:: Text shown ::

Building Custom Hooks in React: Patterns and Gotchas

Introduction

When you find yourself copying and pasting the same useState and useEffect logic between components, that’s a signal to extract it into a custom hook. Building custom hooks lets you package stateful logic into a reusable function that any component can call. This tutorial walks through how to design, write, and test them.

Custom hooks are the primary mechanism for sharing stateful logic in modern React. Unlike older patterns like higher-order components and render props, hooks let you compose behavior without adding wrapper elements to your component tree. A well-designed custom hook reads like a regular function that calls built-in hooks, returning values and callbacks that the component can use directly. Once you understand the pattern, you will reach for it whenever you notice the same hook calls repeating across files.

What is a custom hook?

A custom hook is any JavaScript function whose name starts with use that calls at least one React hook. That’s the whole definition. React has no special API for detecting them — the use prefix is a convention that linters and developers use to identify hooks.

The key insight is that hooks give you a way to attach behavior to React’s rendering lifecycle without using class components, render props, or higher-order components. When you extract logic into a hook, you get the same isolation benefits as a component: each call to a hook gets its own state, but without the rendering overhead.

function useWarmth() {
  const [temperature, setTemperature] = useState(20);
  return { temperature, heat: () => setTemperature(t => t + 1) };
}

State isolation is the key property that makes hooks composable. When two components call useWarmth(), each gets its own temperature and setTemperature. React tracks state by the order of hook calls within a component, not by any global key or name. This is why you can reuse the same hook in many components without any coordination between them.

// Each component that calls useWarmth has its own temperature
function Kitchen() {
  const { temperature, heat } = useWarmth();
  return <button onClick={heat}>Kitchen: {temperature}°C</button>;
}

function Bedroom() {
  const { temperature, heat } = useWarmth();
  return <button onClick={heat}>Bedroom: {temperature}°C</button>;
}

Clicking the kitchen button heats only the kitchen. Clicking the bedroom button heats only the bedroom. The state is isolated per hook call, not shared globally.

:::
:: Extracted information ::

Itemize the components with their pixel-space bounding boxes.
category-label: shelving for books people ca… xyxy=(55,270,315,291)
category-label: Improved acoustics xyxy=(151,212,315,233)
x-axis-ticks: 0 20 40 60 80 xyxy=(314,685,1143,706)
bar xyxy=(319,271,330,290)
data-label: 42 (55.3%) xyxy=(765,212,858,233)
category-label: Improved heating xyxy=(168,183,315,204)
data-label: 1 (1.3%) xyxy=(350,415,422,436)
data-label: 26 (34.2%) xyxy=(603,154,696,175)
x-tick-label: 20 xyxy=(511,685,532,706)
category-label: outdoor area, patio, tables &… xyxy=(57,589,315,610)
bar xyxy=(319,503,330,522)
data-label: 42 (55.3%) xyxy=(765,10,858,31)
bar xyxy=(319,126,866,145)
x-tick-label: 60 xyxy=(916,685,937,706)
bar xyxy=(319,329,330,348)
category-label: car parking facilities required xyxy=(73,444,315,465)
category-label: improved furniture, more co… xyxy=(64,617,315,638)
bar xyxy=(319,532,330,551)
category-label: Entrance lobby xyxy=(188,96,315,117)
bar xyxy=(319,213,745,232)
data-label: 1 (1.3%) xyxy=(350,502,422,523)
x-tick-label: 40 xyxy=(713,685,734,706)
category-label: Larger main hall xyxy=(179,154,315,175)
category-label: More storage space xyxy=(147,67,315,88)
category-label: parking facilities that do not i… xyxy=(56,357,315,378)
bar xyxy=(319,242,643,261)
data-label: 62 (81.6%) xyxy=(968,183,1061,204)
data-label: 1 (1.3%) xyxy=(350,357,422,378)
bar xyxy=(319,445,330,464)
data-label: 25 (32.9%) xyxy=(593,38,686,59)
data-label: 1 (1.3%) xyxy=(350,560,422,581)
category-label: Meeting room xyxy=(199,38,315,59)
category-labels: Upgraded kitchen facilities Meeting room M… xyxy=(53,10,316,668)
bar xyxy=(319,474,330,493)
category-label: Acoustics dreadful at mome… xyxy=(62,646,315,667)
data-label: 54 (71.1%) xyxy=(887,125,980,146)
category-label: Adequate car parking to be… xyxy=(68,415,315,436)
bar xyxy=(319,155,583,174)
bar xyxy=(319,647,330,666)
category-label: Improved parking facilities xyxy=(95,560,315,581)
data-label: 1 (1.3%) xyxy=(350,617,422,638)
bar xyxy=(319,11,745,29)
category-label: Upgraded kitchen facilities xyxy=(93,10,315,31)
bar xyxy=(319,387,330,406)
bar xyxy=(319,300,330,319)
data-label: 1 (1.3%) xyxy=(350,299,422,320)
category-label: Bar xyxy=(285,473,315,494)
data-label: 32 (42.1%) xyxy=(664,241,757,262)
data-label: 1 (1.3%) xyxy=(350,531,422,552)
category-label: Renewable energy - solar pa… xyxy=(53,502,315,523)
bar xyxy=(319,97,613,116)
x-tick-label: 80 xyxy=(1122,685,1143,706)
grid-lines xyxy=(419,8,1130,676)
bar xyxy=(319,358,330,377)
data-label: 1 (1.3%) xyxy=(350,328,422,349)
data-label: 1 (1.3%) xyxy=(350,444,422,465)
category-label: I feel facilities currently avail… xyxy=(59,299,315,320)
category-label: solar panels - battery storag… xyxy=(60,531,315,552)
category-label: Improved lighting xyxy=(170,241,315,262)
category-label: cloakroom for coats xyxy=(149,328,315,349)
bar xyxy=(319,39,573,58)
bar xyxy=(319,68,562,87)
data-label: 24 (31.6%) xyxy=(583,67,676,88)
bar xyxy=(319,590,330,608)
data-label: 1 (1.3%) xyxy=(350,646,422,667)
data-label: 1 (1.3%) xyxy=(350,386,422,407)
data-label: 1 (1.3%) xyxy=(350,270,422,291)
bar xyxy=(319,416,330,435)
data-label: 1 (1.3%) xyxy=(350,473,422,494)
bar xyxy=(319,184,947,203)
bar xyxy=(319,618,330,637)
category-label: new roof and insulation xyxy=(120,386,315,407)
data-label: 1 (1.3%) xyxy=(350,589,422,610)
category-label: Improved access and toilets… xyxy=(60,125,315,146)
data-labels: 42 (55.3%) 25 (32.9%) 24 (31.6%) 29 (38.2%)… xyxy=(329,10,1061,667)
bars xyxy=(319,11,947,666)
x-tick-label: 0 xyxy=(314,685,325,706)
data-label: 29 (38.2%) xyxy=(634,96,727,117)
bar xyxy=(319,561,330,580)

:::

> Given problem: Could you continue the tutorial on building custom React hooks above, picking up right after its last sentence?

> Answer for this exercise:
The rules of hooks

Custom hooks must follow the same two rules as built-in hooks.

Only call hooks at the top level. Don’t call them inside loops, conditions, or nested functions. React relies on the call order of hooks being identical across renders. If you call a hook conditionally (for example, inside an if block that sometimes runs), then on a render where that condition is false, React’s internal list of state slots gets out of sync with the actual hooks being called.

// ❌ Wrong — hook inside a conditional
function Component({ showCounter }) {
  if (showCounter) {
    const [count, setCount] = useState(0); // breaks hook ordering
  }
  // ...
}

The problem is that when showCounter is false, useState never runs on that render. React’s internal hook index then points to the wrong state slot for every hook that follows. The fix is to call hooks unconditionally at the top and handle the conditional rendering afterward.

// ✅ Correct — always at top level
function Component({ showCounter }) {
  const [count, setCount] = useState(0);
  if (!showCounter) return null;
  // ...
}

Only call hooks from React functions. A hook must be called from a function component or another custom hook. Calling useState from a plain utility function, an event handler, or a class component throws an error.

The ESLint plugin eslint-plugin-react-hooks enforces both rules automatically. Install it and treat warnings as errors.

Building a useToggle Hook

Let’s start with something simple. A useToggle hook manages a boolean value that flips between true and false.

import { useState, useCallback } from 'react';

function useToggle(initial = false) {
  const [value, setValue] = useState(initial);

  const toggle = useCallback(() => {
    setValue(v => !v);
  }, []);

  return [value, toggle];
}

The functional update form setValue(v => !v) always flips from the current value rather than relying on a captured closure value. This avoids a class of stale state bugs. The hook returns a two-element array so destructuring reads naturally, with the toggle action ready for use in an onClick handler.

function App() {
  const [isOn, toggle] = useToggle(false);

  return (
    <div>
      <p>{isOn ? 'ON' : 'OFF'}</p>
      <button onClick={toggle}>Flip</button>
    </div>
  );
}

Return an array because there are exactly two values and consumers typically name them individually.

Syncing State with localStorage

A common need is persisting state across page reloads so that user preferences survive a refresh. useLocalStorage wraps the localStorage API with the same interface as useState, so swapping it in is straightforward.

import { useState, useEffect } from 'react';

function useLocalStorage(key, initialValue) {
  const [value, setValue] = useState(() => {
    try {
      const item = window.localStorage.getItem(key);
      return item !== null ? JSON.parse(item) : initialValue;
    } catch {
      return initialValue;
    }
  });

  useEffect(() => {
    try {
      window.localStorage.setItem(key, JSON.stringify(value));
    } catch {
      // Storage might be unavailable (private browsing, full disk)
    }
  }, [key, value]);

  return [value, setValue];
}

The useState initializer reads from localStorage only on the first render. This lazy initialization pattern avoids hitting storage on every render, which matters if you are reading large values or have performance-sensitive rendering paths. The component below uses the hook to let users pick and persist a theme setting.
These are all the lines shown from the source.